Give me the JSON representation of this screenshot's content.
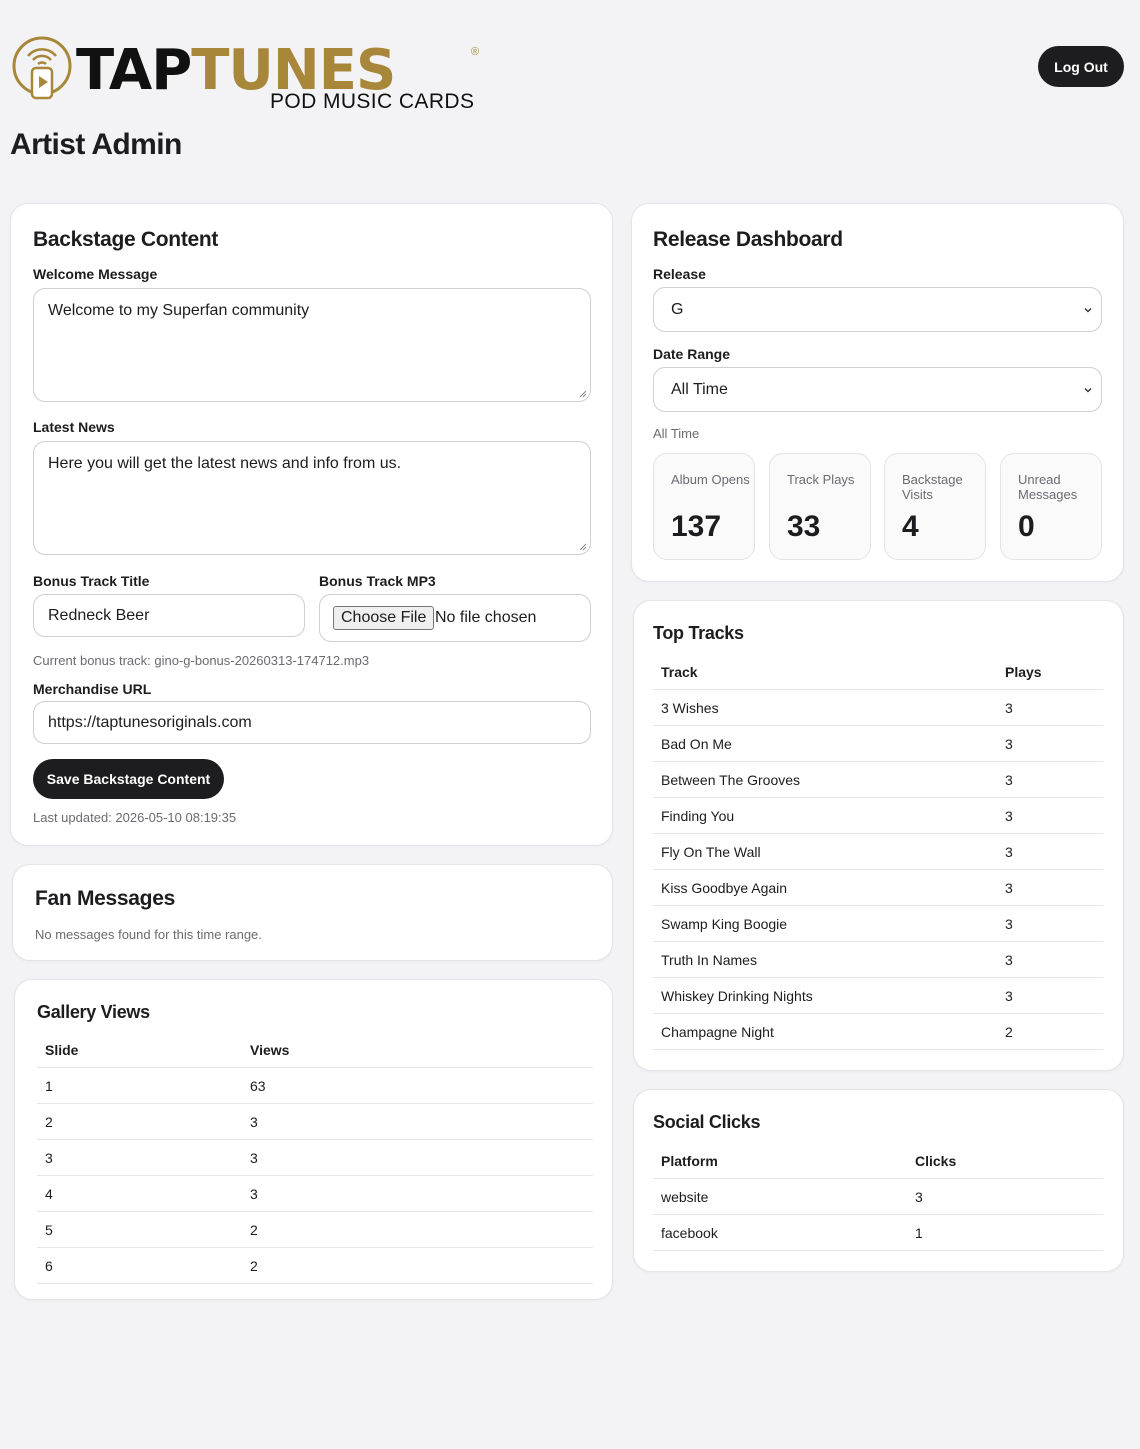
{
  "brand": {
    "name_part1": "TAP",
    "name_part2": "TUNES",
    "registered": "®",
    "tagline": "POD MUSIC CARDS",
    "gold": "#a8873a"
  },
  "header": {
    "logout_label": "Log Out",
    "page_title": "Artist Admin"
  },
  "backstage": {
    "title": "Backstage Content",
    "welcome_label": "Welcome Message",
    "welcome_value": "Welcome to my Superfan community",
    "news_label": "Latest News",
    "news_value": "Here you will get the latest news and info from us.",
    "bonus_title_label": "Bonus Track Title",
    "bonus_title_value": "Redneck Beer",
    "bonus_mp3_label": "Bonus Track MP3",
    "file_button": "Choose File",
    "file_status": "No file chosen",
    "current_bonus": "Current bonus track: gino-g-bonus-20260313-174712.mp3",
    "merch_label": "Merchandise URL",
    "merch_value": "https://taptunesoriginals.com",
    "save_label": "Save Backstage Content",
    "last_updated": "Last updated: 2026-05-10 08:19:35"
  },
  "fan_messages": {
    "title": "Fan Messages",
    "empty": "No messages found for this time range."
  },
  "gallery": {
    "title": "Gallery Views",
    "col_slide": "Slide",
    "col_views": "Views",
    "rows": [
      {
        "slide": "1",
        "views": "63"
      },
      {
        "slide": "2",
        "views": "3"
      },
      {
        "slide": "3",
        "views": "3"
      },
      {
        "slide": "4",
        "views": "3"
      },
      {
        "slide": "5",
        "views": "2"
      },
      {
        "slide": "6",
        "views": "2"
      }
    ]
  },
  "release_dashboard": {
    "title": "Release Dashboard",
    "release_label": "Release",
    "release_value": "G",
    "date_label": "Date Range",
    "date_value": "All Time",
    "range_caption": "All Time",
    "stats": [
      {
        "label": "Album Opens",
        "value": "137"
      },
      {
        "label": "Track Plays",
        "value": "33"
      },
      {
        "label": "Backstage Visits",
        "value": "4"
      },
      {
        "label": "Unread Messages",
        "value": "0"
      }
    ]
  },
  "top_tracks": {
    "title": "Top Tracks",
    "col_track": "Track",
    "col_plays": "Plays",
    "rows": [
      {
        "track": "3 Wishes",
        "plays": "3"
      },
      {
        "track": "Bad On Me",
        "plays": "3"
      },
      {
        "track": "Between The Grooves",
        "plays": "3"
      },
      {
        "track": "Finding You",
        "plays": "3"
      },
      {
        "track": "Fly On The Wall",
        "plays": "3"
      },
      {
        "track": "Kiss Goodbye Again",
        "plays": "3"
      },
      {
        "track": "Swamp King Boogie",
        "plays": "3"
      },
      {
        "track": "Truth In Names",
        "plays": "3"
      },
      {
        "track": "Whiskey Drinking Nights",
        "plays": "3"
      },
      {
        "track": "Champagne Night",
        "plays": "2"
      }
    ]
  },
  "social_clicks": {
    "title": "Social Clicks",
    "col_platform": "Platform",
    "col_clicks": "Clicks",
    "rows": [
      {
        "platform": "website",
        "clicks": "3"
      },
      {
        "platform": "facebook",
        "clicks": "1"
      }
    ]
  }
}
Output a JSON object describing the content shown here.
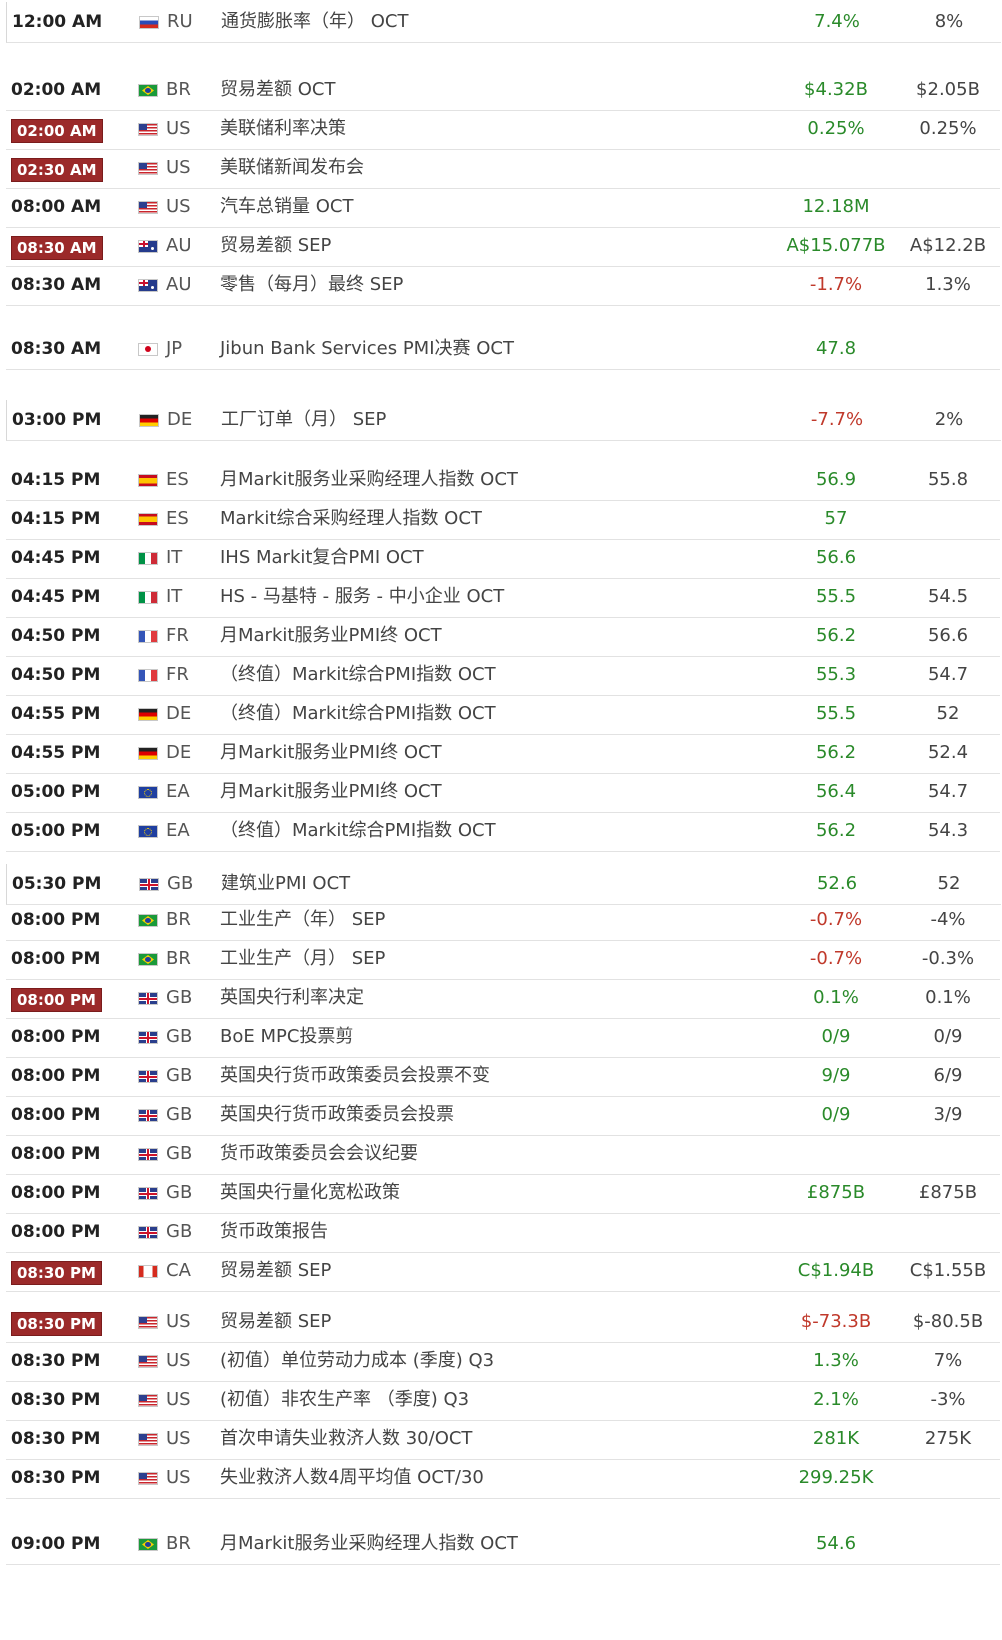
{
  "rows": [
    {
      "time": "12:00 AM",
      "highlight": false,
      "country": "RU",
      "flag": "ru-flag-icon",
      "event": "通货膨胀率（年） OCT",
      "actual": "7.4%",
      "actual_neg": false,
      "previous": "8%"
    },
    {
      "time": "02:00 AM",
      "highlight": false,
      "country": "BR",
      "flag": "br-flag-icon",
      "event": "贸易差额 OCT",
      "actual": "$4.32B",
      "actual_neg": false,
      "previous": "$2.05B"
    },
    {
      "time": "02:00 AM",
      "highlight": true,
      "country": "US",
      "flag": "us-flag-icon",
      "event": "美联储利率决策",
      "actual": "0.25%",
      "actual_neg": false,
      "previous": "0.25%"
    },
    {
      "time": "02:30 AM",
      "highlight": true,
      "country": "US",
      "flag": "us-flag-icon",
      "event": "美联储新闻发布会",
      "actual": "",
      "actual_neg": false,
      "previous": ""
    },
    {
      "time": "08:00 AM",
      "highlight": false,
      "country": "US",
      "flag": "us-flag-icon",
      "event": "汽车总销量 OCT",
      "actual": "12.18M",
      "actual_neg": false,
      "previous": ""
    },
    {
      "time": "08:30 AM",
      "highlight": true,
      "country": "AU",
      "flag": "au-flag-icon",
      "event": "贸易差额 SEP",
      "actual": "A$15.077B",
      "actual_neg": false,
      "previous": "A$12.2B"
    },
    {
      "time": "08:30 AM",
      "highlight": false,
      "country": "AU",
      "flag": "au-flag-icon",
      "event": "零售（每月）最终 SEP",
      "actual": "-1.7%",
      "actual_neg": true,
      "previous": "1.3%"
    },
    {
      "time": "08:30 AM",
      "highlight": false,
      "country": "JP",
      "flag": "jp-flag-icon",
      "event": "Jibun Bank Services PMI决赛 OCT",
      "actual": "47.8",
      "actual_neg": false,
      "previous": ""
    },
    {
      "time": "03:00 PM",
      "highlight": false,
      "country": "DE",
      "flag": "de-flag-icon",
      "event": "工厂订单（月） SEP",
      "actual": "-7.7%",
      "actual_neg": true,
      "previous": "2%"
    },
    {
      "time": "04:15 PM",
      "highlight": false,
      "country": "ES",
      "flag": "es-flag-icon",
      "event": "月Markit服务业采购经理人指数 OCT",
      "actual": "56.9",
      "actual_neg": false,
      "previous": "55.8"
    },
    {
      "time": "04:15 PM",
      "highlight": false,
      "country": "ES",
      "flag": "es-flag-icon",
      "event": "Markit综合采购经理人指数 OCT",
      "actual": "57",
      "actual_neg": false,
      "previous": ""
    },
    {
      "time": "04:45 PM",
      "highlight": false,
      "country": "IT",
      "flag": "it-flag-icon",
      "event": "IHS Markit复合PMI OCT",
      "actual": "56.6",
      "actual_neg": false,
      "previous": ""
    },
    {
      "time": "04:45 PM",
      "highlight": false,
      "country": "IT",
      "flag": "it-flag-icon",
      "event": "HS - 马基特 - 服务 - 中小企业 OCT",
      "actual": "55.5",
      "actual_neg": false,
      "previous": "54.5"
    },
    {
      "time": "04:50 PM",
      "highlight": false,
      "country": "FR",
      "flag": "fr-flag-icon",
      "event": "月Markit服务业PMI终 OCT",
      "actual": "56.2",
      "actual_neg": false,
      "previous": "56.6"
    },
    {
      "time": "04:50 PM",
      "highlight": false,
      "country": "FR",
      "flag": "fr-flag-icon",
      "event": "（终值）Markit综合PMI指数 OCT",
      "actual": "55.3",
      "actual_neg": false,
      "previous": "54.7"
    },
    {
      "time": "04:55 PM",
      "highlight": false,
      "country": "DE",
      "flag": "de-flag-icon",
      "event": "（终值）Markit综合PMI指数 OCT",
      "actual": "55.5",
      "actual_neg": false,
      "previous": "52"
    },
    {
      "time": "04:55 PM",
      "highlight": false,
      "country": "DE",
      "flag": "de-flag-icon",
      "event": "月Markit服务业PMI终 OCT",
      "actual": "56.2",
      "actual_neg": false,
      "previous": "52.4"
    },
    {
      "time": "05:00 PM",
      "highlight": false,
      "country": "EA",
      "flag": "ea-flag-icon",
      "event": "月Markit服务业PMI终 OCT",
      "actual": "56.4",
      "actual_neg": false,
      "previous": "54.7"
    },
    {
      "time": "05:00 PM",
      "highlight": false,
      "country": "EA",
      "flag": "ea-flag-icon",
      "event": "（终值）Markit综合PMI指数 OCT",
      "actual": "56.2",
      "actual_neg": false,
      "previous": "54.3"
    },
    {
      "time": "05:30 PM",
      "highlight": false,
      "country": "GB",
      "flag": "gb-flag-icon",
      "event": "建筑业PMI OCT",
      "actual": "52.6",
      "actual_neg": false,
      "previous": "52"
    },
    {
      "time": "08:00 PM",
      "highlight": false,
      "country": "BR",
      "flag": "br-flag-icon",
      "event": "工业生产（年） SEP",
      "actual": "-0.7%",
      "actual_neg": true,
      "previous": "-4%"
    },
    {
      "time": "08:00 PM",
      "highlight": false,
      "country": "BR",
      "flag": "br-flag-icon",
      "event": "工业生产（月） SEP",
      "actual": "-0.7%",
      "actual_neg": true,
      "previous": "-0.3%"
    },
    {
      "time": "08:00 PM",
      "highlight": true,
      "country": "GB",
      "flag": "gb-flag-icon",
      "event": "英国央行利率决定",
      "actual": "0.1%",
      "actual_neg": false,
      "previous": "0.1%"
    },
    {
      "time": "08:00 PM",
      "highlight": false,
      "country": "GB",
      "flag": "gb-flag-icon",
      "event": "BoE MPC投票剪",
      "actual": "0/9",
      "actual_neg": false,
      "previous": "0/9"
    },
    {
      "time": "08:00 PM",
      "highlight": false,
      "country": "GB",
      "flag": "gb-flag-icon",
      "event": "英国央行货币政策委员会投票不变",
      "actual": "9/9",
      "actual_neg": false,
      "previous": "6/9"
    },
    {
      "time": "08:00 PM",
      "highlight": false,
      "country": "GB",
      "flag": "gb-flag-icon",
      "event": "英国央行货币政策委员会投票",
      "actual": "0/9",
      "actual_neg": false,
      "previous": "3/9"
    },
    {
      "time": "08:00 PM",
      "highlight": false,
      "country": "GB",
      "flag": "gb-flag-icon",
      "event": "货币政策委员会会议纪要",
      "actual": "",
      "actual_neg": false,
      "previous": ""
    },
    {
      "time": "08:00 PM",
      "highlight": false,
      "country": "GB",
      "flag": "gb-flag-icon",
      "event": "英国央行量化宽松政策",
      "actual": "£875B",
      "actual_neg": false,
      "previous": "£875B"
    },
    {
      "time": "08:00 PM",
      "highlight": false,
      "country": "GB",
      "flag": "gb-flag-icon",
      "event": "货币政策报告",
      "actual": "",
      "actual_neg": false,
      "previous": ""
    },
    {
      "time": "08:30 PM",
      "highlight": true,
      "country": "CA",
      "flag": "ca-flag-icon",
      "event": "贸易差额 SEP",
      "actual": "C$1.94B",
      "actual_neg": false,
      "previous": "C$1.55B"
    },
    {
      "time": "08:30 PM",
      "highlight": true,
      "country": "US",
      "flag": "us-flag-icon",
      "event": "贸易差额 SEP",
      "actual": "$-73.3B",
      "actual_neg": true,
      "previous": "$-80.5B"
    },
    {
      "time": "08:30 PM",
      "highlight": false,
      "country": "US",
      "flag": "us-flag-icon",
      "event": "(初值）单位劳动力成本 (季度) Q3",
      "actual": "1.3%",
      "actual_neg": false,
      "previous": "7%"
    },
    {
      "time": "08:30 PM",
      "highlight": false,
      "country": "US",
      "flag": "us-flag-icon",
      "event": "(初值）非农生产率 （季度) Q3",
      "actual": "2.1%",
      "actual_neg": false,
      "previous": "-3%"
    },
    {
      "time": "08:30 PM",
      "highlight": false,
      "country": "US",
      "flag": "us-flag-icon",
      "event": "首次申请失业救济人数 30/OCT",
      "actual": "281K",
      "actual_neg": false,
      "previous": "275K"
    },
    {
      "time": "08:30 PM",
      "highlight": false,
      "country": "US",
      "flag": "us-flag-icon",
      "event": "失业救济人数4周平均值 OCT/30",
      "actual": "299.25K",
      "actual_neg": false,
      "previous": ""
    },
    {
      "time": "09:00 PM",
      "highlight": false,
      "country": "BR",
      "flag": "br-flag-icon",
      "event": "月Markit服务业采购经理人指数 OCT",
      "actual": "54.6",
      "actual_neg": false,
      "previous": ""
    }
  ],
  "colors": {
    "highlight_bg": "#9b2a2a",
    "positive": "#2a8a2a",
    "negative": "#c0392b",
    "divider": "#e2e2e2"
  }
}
──────────────────────────────
EXERCISE DESCRIPTION: Pick out and copy every line that contains the word "JSON".

ANSWER IN FULL:
Give me the JSON representation of this screenshot's content.
Output a JSON object describing the content shown here.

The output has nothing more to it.